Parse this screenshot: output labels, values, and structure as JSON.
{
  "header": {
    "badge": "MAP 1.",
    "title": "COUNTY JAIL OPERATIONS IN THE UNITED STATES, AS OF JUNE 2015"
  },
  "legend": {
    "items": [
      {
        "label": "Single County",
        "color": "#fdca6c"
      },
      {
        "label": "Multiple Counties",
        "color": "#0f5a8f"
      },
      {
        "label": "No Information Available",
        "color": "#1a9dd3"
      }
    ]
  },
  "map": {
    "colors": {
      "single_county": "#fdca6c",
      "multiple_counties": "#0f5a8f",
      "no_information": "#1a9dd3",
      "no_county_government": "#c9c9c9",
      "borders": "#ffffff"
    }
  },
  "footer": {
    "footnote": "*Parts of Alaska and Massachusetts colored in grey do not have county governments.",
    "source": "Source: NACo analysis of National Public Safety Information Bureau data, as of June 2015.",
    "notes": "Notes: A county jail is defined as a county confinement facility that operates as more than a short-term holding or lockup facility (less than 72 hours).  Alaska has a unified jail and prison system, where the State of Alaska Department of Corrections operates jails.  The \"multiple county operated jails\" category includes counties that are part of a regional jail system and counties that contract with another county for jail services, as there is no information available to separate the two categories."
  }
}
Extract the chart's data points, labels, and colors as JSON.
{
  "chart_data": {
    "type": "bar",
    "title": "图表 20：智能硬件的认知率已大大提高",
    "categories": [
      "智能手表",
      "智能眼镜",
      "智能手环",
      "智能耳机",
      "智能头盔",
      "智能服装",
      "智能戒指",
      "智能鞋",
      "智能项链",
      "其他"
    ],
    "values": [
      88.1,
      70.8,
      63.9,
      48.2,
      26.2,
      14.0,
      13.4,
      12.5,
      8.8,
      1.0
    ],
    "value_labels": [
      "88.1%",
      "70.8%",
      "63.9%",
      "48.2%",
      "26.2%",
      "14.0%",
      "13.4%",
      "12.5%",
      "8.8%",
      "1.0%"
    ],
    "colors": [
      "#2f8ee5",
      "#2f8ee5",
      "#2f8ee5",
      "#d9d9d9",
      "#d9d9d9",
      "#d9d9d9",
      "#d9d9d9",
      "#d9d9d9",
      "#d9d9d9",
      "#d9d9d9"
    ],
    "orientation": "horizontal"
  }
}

• **Stated goal**: Print the entries exactly. Include every one.

• **Task response**:
Parse this screenshot: output labels, values, and structure as JSON.
{
  "header": {
    "badge": "MAP 1.",
    "title": "COUNTY JAIL OPERATIONS IN THE UNITED STATES, AS OF JUNE 2015"
  },
  "legend": {
    "items": [
      {
        "label": "Single County",
        "color": "#fdca6c"
      },
      {
        "label": "Multiple Counties",
        "color": "#0f5a8f"
      },
      {
        "label": "No Information Available",
        "color": "#1a9dd3"
      }
    ]
  },
  "map": {
    "colors": {
      "single_county": "#fdca6c",
      "multiple_counties": "#0f5a8f",
      "no_information": "#1a9dd3",
      "no_county_government": "#c9c9c9",
      "borders": "#ffffff"
    }
  },
  "footer": {
    "footnote": "*Parts of Alaska and Massachusetts colored in grey do not have county governments.",
    "source": "Source: NACo analysis of National Public Safety Information Bureau data, as of June 2015.",
    "notes": "Notes: A county jail is defined as a county confinement facility that operates as more than a short-term holding or lockup facility (less than 72 hours).  Alaska has a unified jail and prison system, where the State of Alaska Department of Corrections operates jails.  The \"multiple county operated jails\" category includes counties that are part of a regional jail system and counties that contract with another county for jail services, as there is no information available to separate the two categories."
  }
}
Extract the chart's data points, labels, and colors as JSON.
{
  "chart_data": {
    "type": "bar",
    "title": "图表 20：智能硬件的认知率已大大提高",
    "categories": [
      "智能手表",
      "智能眼镜",
      "智能手环",
      "智能耳机",
      "智能头盔",
      "智能服装",
      "智能戒指",
      "智能鞋",
      "智能项链",
      "其他"
    ],
    "values": [
      88.1,
      70.8,
      63.9,
      48.2,
      26.2,
      14.0,
      13.4,
      12.5,
      8.8,
      1.0
    ],
    "value_labels": [
      "88.1%",
      "70.8%",
      "63.9%",
      "48.2%",
      "26.2%",
      "14.0%",
      "13.4%",
      "12.5%",
      "8.8%",
      "1.0%"
    ],
    "colors": [
      "#2f8ee5",
      "#2f8ee5",
      "#2f8ee5",
      "#d9d9d9",
      "#d9d9d9",
      "#d9d9d9",
      "#d9d9d9",
      "#d9d9d9",
      "#d9d9d9",
      "#d9d9d9"
    ],
    "orientation": "horizontal"
  }
}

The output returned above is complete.